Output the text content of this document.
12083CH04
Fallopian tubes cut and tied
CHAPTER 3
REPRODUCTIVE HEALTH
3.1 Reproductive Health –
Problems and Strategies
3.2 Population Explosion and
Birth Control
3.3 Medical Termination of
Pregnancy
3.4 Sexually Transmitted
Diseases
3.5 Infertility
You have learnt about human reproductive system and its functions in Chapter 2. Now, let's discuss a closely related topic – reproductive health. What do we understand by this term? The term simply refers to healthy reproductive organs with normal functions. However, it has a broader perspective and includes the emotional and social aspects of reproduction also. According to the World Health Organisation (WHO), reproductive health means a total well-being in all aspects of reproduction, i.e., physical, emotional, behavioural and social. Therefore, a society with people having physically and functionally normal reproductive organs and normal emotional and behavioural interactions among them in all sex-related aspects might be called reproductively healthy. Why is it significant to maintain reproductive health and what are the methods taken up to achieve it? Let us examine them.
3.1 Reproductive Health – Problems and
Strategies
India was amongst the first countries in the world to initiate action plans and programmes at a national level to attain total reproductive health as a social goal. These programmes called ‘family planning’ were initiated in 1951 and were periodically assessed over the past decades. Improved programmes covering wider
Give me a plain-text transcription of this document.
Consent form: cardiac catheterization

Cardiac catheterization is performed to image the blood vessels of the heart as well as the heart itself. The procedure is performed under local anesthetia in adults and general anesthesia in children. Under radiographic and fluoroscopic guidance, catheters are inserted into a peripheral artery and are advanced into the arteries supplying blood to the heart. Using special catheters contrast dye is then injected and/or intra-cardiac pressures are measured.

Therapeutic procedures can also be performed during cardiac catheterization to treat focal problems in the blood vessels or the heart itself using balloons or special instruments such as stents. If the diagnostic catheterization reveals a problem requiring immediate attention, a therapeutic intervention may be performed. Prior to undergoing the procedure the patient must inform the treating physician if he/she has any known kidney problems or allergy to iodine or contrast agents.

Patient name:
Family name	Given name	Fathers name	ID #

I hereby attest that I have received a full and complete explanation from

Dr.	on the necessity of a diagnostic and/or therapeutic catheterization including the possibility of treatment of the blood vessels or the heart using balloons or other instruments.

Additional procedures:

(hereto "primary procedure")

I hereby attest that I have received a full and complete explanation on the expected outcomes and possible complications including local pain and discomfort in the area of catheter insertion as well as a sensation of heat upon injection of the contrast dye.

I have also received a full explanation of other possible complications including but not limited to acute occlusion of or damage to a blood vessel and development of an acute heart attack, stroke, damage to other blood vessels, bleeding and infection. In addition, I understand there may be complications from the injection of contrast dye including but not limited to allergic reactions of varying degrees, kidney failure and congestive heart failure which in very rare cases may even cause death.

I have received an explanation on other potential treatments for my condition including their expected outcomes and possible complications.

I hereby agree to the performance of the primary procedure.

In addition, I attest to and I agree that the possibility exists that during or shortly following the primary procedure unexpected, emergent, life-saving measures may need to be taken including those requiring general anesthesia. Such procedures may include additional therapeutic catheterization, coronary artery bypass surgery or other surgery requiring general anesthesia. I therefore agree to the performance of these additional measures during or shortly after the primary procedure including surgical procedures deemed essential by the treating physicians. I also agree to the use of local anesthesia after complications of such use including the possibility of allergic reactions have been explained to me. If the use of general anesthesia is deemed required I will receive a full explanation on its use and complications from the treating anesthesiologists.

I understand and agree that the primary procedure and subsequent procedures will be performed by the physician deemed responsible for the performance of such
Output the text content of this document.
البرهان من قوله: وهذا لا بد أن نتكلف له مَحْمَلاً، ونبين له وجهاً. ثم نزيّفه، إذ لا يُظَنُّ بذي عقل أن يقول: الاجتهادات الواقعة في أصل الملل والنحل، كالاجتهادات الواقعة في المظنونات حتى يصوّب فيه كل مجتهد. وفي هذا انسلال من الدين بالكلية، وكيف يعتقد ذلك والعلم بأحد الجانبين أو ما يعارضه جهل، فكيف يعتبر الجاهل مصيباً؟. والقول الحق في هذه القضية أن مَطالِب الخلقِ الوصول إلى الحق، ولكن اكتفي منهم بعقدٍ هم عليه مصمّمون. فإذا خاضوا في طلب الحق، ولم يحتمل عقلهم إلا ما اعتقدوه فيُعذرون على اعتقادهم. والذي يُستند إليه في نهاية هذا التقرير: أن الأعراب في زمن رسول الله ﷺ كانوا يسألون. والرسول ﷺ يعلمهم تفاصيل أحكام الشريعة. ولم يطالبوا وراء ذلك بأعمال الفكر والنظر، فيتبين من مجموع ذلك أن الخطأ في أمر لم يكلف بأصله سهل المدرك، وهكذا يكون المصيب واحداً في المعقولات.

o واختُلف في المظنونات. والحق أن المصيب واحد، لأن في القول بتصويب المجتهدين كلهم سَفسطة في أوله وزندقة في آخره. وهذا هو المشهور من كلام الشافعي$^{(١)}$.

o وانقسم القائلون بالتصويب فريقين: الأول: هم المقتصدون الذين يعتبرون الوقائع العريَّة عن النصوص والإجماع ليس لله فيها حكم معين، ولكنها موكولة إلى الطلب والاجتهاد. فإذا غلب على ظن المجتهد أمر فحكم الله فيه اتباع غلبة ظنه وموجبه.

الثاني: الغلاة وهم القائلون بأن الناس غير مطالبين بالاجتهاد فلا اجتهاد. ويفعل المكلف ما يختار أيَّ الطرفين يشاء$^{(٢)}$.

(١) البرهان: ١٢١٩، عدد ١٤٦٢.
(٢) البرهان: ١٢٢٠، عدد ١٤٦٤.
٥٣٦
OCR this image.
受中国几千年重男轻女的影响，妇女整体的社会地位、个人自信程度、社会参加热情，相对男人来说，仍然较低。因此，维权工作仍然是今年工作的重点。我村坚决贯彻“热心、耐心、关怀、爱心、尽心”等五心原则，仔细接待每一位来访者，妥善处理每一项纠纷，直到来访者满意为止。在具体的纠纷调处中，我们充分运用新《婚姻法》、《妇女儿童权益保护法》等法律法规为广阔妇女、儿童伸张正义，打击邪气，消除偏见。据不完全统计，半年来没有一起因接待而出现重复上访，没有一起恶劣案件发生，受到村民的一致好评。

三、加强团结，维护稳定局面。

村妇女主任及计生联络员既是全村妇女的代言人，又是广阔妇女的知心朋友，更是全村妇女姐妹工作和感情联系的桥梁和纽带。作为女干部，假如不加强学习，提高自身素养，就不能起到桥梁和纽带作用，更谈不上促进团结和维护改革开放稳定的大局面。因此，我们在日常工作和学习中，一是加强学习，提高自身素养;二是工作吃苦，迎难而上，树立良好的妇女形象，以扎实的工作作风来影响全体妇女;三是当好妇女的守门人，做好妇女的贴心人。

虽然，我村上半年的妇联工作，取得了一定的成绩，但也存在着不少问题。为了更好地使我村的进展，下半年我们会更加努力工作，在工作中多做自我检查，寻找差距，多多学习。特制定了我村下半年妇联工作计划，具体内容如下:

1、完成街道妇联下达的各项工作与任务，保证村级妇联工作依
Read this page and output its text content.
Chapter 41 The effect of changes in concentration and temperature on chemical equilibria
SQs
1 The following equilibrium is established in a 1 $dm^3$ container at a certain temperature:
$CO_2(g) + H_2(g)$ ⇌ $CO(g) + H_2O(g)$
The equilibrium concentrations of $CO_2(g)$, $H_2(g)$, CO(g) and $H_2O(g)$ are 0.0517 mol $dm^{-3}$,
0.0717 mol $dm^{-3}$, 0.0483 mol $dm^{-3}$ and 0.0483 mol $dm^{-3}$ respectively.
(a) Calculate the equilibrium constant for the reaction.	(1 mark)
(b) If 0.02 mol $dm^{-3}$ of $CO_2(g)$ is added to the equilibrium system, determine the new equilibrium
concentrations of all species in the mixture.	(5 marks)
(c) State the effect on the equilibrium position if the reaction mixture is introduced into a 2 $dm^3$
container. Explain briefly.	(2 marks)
┄┄┄┄┄┄
INSTRUCTIONS FOR THE TASK -
Repeat every line of the data, exactly and in full.

PROBLEM SOLUTION -
Output the text content of this document.
12083CH04
Fallopian tubes cut and tied
CHAPTER 3
REPRODUCTIVE HEALTH
3.1 Reproductive Health –
Problems and Strategies
3.2 Population Explosion and
Birth Control
3.3 Medical Termination of
Pregnancy
3.4 Sexually Transmitted
Diseases
3.5 Infertility
You have learnt about human reproductive system and its functions in Chapter 2. Now, let's discuss a closely related topic – reproductive health. What do we understand by this term? The term simply refers to healthy reproductive organs with normal functions. However, it has a broader perspective and includes the emotional and social aspects of reproduction also. According to the World Health Organisation (WHO), reproductive health means a total well-being in all aspects of reproduction, i.e., physical, emotional, behavioural and social. Therefore, a society with people having physically and functionally normal reproductive organs and normal emotional and behavioural interactions among them in all sex-related aspects might be called reproductively healthy. Why is it significant to maintain reproductive health and what are the methods taken up to achieve it? Let us examine them.
3.1 Reproductive Health – Problems and
Strategies
India was amongst the first countries in the world to initiate action plans and programmes at a national level to attain total reproductive health as a social goal. These programmes called ‘family planning’ were initiated in 1951 and were periodically assessed over the past decades. Improved programmes covering wider
Give me a plain-text transcription of this document.
Consent form: cardiac catheterization

Cardiac catheterization is performed to image the blood vessels of the heart as well as the heart itself. The procedure is performed under local anesthetia in adults and general anesthesia in children. Under radiographic and fluoroscopic guidance, catheters are inserted into a peripheral artery and are advanced into the arteries supplying blood to the heart. Using special catheters contrast dye is then injected and/or intra-cardiac pressures are measured.

Therapeutic procedures can also be performed during cardiac catheterization to treat focal problems in the blood vessels or the heart itself using balloons or special instruments such as stents. If the diagnostic catheterization reveals a problem requiring immediate attention, a therapeutic intervention may be performed. Prior to undergoing the procedure the patient must inform the treating physician if he/she has any known kidney problems or allergy to iodine or contrast agents.

Patient name:
Family name	Given name	Fathers name	ID #

I hereby attest that I have received a full and complete explanation from

Dr.	on the necessity of a diagnostic and/or therapeutic catheterization including the possibility of treatment of the blood vessels or the heart using balloons or other instruments.

Additional procedures:

(hereto "primary procedure")

I hereby attest that I have received a full and complete explanation on the expected outcomes and possible complications including local pain and discomfort in the area of catheter insertion as well as a sensation of heat upon injection of the contrast dye.

I have also received a full explanation of other possible complications including but not limited to acute occlusion of or damage to a blood vessel and development of an acute heart attack, stroke, damage to other blood vessels, bleeding and infection. In addition, I understand there may be complications from the injection of contrast dye including but not limited to allergic reactions of varying degrees, kidney failure and congestive heart failure which in very rare cases may even cause death.

I have received an explanation on other potential treatments for my condition including their expected outcomes and possible complications.

I hereby agree to the performance of the primary procedure.

In addition, I attest to and I agree that the possibility exists that during or shortly following the primary procedure unexpected, emergent, life-saving measures may need to be taken including those requiring general anesthesia. Such procedures may include additional therapeutic catheterization, coronary artery bypass surgery or other surgery requiring general anesthesia. I therefore agree to the performance of these additional measures during or shortly after the primary procedure including surgical procedures deemed essential by the treating physicians. I also agree to the use of local anesthesia after complications of such use including the possibility of allergic reactions have been explained to me. If the use of general anesthesia is deemed required I will receive a full explanation on its use and complications from the treating anesthesiologists.

I understand and agree that the primary procedure and subsequent procedures will be performed by the physician deemed responsible for the performance of such
Output the text content of this document.
البرهان من قوله: وهذا لا بد أن نتكلف له مَحْمَلاً، ونبين له وجهاً. ثم نزيّفه، إذ لا يُظَنُّ بذي عقل أن يقول: الاجتهادات الواقعة في أصل الملل والنحل، كالاجتهادات الواقعة في المظنونات حتى يصوّب فيه كل مجتهد. وفي هذا انسلال من الدين بالكلية، وكيف يعتقد ذلك والعلم بأحد الجانبين أو ما يعارضه جهل، فكيف يعتبر الجاهل مصيباً؟. والقول الحق في هذه القضية أن مَطالِب الخلقِ الوصول إلى الحق، ولكن اكتفي منهم بعقدٍ هم عليه مصمّمون. فإذا خاضوا في طلب الحق، ولم يحتمل عقلهم إلا ما اعتقدوه فيُعذرون على اعتقادهم. والذي يُستند إليه في نهاية هذا التقرير: أن الأعراب في زمن رسول الله ﷺ كانوا يسألون. والرسول ﷺ يعلمهم تفاصيل أحكام الشريعة. ولم يطالبوا وراء ذلك بأعمال الفكر والنظر، فيتبين من مجموع ذلك أن الخطأ في أمر لم يكلف بأصله سهل المدرك، وهكذا يكون المصيب واحداً في المعقولات.

o واختُلف في المظنونات. والحق أن المصيب واحد، لأن في القول بتصويب المجتهدين كلهم سَفسطة في أوله وزندقة في آخره. وهذا هو المشهور من كلام الشافعي$^{(١)}$.

o وانقسم القائلون بالتصويب فريقين: الأول: هم المقتصدون الذين يعتبرون الوقائع العريَّة عن النصوص والإجماع ليس لله فيها حكم معين، ولكنها موكولة إلى الطلب والاجتهاد. فإذا غلب على ظن المجتهد أمر فحكم الله فيه اتباع غلبة ظنه وموجبه.

الثاني: الغلاة وهم القائلون بأن الناس غير مطالبين بالاجتهاد فلا اجتهاد. ويفعل المكلف ما يختار أيَّ الطرفين يشاء$^{(٢)}$.

(١) البرهان: ١٢١٩، عدد ١٤٦٢.
(٢) البرهان: ١٢٢٠، عدد ١٤٦٤.
٥٣٦
OCR this image.
受中国几千年重男轻女的影响，妇女整体的社会地位、个人自信程度、社会参加热情，相对男人来说，仍然较低。因此，维权工作仍然是今年工作的重点。我村坚决贯彻“热心、耐心、关怀、爱心、尽心”等五心原则，仔细接待每一位来访者，妥善处理每一项纠纷，直到来访者满意为止。在具体的纠纷调处中，我们充分运用新《婚姻法》、《妇女儿童权益保护法》等法律法规为广阔妇女、儿童伸张正义，打击邪气，消除偏见。据不完全统计，半年来没有一起因接待而出现重复上访，没有一起恶劣案件发生，受到村民的一致好评。

三、加强团结，维护稳定局面。

村妇女主任及计生联络员既是全村妇女的代言人，又是广阔妇女的知心朋友，更是全村妇女姐妹工作和感情联系的桥梁和纽带。作为女干部，假如不加强学习，提高自身素养，就不能起到桥梁和纽带作用，更谈不上促进团结和维护改革开放稳定的大局面。因此，我们在日常工作和学习中，一是加强学习，提高自身素养;二是工作吃苦，迎难而上，树立良好的妇女形象，以扎实的工作作风来影响全体妇女;三是当好妇女的守门人，做好妇女的贴心人。

虽然，我村上半年的妇联工作，取得了一定的成绩，但也存在着不少问题。为了更好地使我村的进展，下半年我们会更加努力工作，在工作中多做自我检查，寻找差距，多多学习。特制定了我村下半年妇联工作计划，具体内容如下:

1、完成街道妇联下达的各项工作与任务，保证村级妇联工作依
Read this page and output its text content.
Chapter 41 The effect of changes in concentration and temperature on chemical equilibria
SQs
1 The following equilibrium is established in a 1 $dm^3$ container at a certain temperature:
$CO_2(g) + H_2(g)$ ⇌ $CO(g) + H_2O(g)$
The equilibrium concentrations of $CO_2(g)$, $H_2(g)$, CO(g) and $H_2O(g)$ are 0.0517 mol $dm^{-3}$,
0.0717 mol $dm^{-3}$, 0.0483 mol $dm^{-3}$ and 0.0483 mol $dm^{-3}$ respectively.
(a) Calculate the equilibrium constant for the reaction.	(1 mark)
(b) If 0.02 mol $dm^{-3}$ of $CO_2(g)$ is added to the equilibrium system, determine the new equilibrium
concentrations of all species in the mixture.	(5 marks)
(c) State the effect on the equilibrium position if the reaction mixture is introduced into a 2 $dm^3$
container. Explain briefly.	(2 marks)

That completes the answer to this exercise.